Problem requirements: Give the lines below as a Markdown table with the columns Row and Line, starting at the first line and stopping after the one that contains "page-export-icon[interactable] (648, 57, 666, 75)". Number each row and leave out blank lines.
-.-.-
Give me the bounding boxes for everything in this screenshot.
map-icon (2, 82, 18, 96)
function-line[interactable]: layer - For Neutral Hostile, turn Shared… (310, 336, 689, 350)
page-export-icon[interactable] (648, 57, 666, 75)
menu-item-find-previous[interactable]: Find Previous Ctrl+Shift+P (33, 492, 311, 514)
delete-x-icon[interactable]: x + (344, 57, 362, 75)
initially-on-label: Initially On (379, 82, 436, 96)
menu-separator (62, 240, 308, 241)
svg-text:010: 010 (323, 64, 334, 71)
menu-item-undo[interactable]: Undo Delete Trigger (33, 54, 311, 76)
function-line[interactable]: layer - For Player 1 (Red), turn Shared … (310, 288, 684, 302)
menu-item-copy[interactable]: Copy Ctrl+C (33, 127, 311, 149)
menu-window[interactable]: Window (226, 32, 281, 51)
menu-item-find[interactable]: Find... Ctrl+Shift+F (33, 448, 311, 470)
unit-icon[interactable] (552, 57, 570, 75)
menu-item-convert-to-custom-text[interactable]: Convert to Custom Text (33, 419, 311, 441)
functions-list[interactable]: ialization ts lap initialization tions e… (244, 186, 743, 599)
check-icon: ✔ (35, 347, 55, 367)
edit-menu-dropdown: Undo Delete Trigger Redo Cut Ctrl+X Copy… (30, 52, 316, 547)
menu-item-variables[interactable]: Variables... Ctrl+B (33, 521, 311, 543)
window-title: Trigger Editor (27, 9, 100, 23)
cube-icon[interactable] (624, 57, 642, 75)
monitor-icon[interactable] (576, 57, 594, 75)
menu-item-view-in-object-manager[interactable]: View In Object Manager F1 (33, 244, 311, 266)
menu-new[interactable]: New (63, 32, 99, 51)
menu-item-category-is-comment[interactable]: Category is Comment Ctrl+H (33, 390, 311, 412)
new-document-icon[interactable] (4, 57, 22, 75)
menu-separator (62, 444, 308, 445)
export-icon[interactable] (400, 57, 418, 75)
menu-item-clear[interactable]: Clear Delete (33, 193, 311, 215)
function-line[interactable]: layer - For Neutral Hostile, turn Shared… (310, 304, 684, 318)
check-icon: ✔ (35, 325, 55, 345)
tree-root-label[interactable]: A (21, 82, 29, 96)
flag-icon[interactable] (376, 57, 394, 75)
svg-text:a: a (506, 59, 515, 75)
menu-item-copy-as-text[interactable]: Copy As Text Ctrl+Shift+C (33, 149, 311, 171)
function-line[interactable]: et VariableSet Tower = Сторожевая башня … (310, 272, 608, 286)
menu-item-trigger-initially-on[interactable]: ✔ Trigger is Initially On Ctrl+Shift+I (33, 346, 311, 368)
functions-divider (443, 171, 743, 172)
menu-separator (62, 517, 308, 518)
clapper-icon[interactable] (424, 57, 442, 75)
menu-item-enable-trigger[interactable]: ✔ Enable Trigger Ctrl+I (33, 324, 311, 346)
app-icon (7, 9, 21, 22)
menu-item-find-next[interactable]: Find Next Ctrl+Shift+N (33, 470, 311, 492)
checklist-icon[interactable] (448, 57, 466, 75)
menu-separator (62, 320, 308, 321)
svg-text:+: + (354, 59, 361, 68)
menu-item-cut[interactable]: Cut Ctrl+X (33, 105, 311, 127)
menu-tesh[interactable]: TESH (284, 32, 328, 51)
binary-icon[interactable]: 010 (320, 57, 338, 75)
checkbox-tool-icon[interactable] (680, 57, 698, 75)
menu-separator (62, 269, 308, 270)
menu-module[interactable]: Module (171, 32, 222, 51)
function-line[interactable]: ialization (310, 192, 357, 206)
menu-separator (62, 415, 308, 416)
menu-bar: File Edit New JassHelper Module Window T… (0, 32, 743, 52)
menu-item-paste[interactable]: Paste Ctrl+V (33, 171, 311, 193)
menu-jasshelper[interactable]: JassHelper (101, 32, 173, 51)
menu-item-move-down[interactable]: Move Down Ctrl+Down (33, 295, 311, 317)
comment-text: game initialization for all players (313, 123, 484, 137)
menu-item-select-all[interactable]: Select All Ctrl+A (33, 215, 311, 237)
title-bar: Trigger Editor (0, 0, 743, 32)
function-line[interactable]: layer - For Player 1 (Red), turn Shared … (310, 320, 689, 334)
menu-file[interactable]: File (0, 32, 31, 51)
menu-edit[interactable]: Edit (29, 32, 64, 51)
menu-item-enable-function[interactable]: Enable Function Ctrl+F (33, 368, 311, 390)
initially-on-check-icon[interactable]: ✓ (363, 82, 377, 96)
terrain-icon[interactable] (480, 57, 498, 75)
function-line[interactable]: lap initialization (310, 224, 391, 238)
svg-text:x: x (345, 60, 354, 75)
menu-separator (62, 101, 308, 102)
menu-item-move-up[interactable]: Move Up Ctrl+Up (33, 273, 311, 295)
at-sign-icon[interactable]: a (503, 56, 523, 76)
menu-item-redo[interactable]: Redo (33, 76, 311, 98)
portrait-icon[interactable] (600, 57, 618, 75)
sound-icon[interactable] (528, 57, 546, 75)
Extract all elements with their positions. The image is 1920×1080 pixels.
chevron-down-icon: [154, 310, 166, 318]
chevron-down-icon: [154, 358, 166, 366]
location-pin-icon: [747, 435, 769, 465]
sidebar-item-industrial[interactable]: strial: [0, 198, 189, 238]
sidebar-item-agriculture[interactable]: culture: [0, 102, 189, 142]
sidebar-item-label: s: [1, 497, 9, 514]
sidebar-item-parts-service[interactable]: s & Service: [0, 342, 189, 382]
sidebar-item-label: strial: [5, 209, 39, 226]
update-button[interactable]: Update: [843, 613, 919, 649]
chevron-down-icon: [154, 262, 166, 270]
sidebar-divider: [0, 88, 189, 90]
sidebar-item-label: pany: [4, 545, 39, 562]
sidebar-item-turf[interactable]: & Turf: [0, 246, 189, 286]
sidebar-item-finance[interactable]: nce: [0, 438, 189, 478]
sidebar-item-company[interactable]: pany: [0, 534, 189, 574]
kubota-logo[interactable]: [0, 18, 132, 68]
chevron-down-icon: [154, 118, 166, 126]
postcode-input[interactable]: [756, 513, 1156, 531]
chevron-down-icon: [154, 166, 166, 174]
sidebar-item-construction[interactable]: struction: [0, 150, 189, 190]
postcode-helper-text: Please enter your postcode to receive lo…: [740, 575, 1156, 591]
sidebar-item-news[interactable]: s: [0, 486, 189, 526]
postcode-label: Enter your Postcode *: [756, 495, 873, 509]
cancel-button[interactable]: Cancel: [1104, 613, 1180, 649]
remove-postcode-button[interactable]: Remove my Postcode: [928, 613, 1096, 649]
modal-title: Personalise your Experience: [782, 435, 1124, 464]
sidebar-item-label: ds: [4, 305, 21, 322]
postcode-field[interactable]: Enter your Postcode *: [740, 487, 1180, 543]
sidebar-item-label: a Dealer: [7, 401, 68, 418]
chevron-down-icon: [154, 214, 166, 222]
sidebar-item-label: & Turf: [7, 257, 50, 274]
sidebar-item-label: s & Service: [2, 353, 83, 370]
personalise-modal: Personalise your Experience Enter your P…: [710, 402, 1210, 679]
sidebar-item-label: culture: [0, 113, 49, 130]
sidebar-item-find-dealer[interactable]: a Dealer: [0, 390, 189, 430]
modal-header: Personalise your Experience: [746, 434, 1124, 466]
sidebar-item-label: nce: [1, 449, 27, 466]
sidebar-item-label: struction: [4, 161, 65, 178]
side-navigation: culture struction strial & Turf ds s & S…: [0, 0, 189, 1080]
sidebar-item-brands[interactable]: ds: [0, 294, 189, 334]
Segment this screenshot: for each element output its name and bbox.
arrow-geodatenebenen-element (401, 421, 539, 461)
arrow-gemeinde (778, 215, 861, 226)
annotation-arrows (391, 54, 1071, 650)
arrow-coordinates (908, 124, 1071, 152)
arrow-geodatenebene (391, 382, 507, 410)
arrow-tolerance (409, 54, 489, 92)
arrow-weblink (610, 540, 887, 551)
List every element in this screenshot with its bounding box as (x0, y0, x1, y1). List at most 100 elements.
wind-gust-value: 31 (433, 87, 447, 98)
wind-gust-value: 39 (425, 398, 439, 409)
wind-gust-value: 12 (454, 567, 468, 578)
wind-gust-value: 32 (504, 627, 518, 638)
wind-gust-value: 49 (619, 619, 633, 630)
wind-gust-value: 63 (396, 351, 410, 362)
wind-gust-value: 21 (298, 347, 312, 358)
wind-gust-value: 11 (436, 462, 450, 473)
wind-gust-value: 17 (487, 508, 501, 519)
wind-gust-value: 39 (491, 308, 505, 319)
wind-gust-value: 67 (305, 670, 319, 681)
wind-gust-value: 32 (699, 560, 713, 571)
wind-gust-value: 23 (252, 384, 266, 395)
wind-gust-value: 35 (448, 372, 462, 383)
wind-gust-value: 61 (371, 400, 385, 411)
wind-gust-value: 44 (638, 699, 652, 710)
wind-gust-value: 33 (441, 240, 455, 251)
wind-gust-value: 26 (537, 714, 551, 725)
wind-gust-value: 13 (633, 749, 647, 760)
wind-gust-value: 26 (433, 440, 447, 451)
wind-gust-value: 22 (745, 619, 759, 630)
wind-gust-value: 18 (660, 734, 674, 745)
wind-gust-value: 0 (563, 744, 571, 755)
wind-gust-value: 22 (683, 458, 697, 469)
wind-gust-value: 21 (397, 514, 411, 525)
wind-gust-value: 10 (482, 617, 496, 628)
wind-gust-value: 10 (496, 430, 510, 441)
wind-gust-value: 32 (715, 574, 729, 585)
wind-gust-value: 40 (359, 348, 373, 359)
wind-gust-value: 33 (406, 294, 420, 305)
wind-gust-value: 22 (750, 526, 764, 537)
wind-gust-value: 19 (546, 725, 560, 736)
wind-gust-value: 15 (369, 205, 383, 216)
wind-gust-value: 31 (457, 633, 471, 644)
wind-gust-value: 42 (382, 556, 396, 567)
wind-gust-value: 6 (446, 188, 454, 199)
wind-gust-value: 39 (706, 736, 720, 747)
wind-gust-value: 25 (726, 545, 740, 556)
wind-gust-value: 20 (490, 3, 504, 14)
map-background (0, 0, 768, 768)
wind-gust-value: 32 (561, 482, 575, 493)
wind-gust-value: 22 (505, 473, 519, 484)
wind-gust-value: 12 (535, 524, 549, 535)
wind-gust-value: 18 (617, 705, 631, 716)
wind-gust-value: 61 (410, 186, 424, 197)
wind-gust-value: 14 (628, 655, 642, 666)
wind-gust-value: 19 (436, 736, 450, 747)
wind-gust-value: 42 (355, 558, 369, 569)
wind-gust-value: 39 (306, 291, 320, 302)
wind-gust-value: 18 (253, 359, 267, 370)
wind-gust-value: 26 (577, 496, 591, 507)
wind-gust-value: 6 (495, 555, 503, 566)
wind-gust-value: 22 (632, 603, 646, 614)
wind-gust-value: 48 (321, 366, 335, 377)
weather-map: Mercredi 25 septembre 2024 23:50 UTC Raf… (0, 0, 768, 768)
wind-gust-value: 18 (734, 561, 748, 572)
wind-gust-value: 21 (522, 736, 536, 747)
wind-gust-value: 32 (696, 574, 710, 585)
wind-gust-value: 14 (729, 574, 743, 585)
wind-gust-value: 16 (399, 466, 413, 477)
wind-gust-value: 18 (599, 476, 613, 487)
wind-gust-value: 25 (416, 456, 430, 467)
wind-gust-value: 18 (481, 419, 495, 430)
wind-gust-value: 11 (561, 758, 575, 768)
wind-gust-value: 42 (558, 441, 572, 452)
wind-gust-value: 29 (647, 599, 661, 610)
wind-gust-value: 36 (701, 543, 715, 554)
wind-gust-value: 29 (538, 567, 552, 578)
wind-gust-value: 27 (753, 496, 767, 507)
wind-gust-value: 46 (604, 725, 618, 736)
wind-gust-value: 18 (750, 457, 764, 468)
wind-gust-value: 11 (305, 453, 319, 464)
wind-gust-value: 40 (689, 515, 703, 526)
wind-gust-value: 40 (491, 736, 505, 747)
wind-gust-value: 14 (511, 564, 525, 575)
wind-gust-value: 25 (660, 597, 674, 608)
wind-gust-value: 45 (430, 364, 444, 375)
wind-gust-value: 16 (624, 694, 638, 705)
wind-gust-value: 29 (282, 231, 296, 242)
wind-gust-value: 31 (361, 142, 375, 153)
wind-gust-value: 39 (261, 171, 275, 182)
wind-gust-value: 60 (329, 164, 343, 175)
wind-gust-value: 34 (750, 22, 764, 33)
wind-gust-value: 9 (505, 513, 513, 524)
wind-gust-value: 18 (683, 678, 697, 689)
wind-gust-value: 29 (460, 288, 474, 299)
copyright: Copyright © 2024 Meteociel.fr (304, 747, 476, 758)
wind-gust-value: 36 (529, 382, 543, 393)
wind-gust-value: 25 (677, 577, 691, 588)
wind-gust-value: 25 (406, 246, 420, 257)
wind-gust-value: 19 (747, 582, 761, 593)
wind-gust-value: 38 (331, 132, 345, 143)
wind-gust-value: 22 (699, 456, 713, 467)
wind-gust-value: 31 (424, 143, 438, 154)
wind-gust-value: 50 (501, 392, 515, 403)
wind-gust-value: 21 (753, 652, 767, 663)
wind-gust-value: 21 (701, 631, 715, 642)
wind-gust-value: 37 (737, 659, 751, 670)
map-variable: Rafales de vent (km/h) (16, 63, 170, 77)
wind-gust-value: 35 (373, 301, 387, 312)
-.-.-
Result of the exercise:
| Row | Line |
|---|---|
| 1 | Give me the bounding boxes for everything in this screenshot. |
| 2 | map-icon (2, 82, 18, 96) |
| 3 | function-line[interactable]: layer - For Neutral Hostile, turn Shared… (310, 336, 689, 350) |
| 4 | page-export-icon[interactable] (648, 57, 666, 75) |